▸ **Work to complete**:
Note each line of the listing that contains the string "Estate", and copy it.
= = =
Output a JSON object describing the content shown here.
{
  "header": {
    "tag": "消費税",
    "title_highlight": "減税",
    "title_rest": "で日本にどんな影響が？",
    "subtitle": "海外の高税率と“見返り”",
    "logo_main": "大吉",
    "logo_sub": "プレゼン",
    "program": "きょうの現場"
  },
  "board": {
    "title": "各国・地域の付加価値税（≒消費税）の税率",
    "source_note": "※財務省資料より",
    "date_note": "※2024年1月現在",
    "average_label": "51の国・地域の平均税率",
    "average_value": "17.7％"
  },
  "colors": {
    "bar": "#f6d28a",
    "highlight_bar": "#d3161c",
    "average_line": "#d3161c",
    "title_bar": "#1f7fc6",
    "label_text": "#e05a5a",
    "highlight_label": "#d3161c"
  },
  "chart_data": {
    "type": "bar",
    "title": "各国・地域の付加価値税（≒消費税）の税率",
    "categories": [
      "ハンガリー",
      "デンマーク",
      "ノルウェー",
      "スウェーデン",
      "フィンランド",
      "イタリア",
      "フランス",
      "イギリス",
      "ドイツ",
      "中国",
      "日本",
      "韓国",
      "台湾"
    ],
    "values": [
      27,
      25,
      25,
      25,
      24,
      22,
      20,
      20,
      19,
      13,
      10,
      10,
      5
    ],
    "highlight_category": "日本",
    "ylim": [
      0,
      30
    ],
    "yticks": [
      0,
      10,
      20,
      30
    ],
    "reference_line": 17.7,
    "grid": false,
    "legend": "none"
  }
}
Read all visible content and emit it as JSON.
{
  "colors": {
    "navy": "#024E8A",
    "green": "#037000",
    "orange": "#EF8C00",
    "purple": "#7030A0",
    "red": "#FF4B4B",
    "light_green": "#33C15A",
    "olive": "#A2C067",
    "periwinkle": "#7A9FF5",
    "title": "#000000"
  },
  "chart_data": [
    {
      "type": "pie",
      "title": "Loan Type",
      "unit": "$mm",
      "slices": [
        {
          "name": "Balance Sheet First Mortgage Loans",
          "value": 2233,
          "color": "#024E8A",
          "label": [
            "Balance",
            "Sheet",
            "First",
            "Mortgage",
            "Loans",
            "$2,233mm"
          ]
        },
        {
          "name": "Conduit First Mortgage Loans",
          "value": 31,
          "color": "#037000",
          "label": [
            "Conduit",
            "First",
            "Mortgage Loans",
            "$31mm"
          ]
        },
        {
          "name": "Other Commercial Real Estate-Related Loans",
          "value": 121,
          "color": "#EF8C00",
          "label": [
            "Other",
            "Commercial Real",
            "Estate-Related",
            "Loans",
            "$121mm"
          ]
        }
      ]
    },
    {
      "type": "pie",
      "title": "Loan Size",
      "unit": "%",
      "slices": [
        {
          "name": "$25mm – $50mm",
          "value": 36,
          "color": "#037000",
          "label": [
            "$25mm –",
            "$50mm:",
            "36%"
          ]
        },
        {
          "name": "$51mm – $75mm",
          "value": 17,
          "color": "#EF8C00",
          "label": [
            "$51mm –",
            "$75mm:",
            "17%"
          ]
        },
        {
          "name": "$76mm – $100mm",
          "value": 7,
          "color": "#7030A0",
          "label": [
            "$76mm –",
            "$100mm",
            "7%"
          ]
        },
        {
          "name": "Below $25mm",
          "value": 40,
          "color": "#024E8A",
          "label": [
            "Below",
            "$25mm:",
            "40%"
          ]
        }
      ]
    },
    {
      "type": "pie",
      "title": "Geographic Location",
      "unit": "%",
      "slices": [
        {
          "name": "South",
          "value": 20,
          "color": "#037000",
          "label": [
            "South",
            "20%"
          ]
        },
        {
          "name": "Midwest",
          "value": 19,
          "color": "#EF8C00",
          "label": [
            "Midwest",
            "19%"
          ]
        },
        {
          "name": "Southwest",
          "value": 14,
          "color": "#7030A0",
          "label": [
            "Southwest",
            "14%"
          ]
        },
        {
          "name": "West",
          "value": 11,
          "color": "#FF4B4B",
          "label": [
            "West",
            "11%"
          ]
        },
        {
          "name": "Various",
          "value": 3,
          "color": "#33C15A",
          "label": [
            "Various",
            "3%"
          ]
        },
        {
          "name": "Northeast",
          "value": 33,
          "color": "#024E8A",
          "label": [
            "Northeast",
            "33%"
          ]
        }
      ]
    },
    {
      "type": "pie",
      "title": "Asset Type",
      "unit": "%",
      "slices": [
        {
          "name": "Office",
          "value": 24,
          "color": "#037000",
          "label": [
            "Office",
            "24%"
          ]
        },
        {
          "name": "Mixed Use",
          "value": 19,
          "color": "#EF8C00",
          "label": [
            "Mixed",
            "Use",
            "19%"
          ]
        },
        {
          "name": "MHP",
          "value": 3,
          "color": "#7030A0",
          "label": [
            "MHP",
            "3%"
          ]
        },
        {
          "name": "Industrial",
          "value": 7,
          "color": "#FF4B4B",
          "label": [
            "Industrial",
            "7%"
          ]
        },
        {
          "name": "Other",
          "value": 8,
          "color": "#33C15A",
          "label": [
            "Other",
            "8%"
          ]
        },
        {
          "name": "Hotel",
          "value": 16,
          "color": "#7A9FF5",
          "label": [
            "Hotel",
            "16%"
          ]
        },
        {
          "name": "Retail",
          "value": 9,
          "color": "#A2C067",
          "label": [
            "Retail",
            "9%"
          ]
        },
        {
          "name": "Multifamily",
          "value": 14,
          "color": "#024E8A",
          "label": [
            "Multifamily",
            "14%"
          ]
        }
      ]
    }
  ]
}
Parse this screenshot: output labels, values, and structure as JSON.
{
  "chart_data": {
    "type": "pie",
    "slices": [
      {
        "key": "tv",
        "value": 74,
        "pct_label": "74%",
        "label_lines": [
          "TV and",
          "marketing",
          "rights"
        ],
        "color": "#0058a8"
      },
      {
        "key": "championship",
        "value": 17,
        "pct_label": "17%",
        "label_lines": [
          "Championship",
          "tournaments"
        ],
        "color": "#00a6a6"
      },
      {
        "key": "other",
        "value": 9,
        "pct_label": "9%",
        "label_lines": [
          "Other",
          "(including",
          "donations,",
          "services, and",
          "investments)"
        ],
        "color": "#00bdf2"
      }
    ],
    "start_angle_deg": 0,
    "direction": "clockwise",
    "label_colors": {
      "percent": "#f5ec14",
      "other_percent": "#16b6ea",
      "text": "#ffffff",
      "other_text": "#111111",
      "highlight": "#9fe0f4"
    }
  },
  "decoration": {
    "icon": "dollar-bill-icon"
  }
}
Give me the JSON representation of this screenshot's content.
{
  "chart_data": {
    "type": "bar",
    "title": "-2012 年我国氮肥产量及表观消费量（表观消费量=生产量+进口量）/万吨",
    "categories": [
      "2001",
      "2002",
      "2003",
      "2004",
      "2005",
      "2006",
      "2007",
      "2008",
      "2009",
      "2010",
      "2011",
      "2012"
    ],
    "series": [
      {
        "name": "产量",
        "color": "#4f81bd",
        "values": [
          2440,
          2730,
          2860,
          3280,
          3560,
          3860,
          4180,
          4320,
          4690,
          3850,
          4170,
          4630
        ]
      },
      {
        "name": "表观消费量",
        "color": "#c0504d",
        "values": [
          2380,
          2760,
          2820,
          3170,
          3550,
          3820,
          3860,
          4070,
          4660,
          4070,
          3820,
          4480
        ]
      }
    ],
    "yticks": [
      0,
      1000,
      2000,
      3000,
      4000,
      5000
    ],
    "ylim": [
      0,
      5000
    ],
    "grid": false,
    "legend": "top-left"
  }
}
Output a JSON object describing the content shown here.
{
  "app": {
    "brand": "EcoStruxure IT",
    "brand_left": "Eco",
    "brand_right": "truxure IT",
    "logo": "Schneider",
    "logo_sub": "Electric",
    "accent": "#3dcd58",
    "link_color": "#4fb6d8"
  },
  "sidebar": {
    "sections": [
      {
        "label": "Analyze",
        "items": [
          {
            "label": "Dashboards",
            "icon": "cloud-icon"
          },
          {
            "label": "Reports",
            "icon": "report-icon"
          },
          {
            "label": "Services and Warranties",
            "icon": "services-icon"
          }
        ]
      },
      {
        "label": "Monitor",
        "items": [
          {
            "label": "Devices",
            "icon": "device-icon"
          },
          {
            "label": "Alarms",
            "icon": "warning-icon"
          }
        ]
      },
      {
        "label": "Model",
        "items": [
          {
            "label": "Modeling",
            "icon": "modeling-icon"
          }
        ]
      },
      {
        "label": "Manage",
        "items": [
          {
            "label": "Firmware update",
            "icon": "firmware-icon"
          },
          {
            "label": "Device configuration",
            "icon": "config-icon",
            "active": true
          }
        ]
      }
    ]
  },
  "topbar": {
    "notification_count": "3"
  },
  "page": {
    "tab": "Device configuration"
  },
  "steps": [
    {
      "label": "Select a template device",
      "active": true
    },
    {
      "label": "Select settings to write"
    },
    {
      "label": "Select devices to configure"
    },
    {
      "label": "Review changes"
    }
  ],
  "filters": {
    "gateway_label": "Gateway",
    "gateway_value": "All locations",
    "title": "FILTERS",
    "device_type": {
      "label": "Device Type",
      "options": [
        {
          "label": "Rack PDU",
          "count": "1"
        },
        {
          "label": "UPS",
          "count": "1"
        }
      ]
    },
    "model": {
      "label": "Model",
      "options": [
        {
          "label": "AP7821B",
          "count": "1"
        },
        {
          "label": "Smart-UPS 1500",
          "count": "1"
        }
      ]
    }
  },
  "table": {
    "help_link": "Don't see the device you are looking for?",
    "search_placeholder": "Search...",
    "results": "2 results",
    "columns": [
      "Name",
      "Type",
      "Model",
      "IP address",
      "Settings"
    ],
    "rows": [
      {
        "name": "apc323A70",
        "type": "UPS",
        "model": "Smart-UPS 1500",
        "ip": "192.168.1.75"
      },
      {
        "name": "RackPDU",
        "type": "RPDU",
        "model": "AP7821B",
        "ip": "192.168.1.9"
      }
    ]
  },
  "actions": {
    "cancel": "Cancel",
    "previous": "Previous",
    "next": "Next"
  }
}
= = =
▸ **Solution to this task**:
          "name": "Other Commercial Real Estate-Related Loans",
            "Estate-Related",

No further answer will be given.